'''
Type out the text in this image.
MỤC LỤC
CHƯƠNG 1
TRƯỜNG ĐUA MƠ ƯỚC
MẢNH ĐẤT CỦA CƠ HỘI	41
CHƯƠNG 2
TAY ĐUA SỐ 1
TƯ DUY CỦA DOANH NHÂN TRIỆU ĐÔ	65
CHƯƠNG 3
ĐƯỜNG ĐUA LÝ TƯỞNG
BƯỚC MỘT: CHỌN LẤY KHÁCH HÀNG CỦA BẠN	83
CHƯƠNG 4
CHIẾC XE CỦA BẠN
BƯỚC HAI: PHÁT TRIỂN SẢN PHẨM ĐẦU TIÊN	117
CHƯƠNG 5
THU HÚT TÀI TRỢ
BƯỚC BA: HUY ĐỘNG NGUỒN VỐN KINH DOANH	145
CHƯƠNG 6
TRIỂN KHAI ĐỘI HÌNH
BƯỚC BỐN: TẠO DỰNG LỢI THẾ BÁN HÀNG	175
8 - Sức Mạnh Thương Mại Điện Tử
'''
§ Short problem: Set down all of the entries exactly, please.

§ Task solution:
Type out the text in this image.
MỤC LỤC
CHƯƠNG 1
TRƯỜNG ĐUA MƠ ƯỚC
MẢNH ĐẤT CỦA CƠ HỘI	41
CHƯƠNG 2
TAY ĐUA SỐ 1
TƯ DUY CỦA DOANH NHÂN TRIỆU ĐÔ	65
CHƯƠNG 3
ĐƯỜNG ĐUA LÝ TƯỞNG
BƯỚC MỘT: CHỌN LẤY KHÁCH HÀNG CỦA BẠN	83
CHƯƠNG 4
CHIẾC XE CỦA BẠN
BƯỚC HAI: PHÁT TRIỂN SẢN PHẨM ĐẦU TIÊN	117
CHƯƠNG 5
THU HÚT TÀI TRỢ
BƯỚC BA: HUY ĐỘNG NGUỒN VỐN KINH DOANH	145
CHƯƠNG 6
TRIỂN KHAI ĐỘI HÌNH
BƯỚC BỐN: TẠO DỰNG LỢI THẾ BÁN HÀNG	175
8 - Sức Mạnh Thương Mại Điện Tử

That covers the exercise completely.